* YOUR GOAL
Reproduce everything from the start of the listing down to the line containing "layer-wear xyxy=(0,364,420,640)", including that line, with no changes.

* RAW DATA
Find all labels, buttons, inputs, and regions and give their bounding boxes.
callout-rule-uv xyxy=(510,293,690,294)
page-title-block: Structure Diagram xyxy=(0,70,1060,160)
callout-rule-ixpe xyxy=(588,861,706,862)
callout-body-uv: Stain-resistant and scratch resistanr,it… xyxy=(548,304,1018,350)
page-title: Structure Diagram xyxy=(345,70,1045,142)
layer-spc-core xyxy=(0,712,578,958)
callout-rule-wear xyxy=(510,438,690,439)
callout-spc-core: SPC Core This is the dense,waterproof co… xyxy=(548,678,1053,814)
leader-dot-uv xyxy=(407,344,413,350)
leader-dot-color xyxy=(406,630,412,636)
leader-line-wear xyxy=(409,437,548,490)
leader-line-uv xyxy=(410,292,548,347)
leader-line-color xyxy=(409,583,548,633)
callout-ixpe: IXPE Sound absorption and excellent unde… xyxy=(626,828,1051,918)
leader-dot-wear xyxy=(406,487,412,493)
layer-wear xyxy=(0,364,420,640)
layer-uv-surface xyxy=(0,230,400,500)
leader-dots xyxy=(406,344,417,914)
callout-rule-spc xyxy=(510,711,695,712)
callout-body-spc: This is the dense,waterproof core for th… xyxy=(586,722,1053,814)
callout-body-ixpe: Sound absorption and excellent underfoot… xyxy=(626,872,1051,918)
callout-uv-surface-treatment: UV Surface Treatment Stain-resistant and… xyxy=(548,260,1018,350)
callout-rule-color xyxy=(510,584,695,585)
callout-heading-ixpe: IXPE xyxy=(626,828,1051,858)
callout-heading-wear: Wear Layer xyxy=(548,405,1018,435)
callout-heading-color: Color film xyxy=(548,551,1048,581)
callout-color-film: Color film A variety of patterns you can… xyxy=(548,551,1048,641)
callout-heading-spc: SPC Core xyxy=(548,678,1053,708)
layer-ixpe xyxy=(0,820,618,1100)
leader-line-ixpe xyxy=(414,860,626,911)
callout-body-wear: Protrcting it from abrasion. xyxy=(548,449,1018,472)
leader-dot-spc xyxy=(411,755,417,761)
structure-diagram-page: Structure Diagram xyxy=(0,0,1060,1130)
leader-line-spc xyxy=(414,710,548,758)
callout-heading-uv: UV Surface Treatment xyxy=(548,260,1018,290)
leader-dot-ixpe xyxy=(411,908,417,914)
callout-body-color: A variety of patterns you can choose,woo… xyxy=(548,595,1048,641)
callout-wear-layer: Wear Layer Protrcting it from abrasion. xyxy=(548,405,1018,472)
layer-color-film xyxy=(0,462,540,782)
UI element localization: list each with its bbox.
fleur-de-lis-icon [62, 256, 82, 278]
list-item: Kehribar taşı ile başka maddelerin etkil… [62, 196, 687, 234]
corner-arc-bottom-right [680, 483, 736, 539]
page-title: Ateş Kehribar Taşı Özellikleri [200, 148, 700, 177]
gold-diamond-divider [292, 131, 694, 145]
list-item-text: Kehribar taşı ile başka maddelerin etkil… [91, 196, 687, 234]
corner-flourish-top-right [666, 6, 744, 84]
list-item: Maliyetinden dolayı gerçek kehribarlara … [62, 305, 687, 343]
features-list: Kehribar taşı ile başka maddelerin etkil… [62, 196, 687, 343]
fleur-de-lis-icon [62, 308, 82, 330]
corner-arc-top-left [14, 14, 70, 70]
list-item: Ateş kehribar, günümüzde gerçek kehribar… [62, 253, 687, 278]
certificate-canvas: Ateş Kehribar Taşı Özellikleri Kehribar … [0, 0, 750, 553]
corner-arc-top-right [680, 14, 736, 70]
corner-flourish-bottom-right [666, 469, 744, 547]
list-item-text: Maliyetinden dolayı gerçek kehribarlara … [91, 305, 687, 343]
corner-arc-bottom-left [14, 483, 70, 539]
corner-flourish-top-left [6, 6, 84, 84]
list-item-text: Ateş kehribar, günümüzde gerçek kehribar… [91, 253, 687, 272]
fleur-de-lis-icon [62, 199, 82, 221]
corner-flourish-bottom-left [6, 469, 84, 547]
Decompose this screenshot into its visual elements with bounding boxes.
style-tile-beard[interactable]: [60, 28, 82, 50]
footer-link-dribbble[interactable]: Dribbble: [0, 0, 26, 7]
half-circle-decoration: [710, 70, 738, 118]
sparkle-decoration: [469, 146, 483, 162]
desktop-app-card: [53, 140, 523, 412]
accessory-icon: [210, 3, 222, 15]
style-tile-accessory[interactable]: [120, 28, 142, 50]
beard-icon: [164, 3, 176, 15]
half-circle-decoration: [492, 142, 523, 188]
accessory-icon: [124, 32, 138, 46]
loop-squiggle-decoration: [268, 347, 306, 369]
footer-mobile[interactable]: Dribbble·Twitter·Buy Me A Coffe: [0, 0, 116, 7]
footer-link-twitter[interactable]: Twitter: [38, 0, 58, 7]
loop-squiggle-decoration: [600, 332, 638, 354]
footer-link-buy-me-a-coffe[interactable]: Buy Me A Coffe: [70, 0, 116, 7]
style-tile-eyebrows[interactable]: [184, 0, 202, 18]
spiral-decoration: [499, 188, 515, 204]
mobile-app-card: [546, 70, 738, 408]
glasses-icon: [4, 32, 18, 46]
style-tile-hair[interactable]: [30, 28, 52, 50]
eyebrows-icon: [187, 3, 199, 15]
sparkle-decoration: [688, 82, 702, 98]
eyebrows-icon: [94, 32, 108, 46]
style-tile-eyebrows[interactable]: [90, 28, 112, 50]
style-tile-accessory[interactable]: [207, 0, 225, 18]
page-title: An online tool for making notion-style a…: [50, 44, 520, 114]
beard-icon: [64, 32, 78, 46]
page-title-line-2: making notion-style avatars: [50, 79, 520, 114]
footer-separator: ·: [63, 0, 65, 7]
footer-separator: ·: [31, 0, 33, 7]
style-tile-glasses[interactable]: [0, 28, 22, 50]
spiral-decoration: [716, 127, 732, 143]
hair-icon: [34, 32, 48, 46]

* RESULT FOR THIS TASK
Find all labels, buttons, inputs, and regions and give their bounding boxes.
callout-rule-uv xyxy=(510,293,690,294)
page-title-block: Structure Diagram xyxy=(0,70,1060,160)
callout-rule-ixpe xyxy=(588,861,706,862)
callout-body-uv: Stain-resistant and scratch resistanr,it… xyxy=(548,304,1018,350)
page-title: Structure Diagram xyxy=(345,70,1045,142)
layer-spc-core xyxy=(0,712,578,958)
callout-rule-wear xyxy=(510,438,690,439)
callout-spc-core: SPC Core This is the dense,waterproof co… xyxy=(548,678,1053,814)
leader-dot-uv xyxy=(407,344,413,350)
leader-dot-color xyxy=(406,630,412,636)
leader-line-wear xyxy=(409,437,548,490)
leader-line-uv xyxy=(410,292,548,347)
leader-line-color xyxy=(409,583,548,633)
callout-ixpe: IXPE Sound absorption and excellent unde… xyxy=(626,828,1051,918)
leader-dot-wear xyxy=(406,487,412,493)
layer-wear xyxy=(0,364,420,640)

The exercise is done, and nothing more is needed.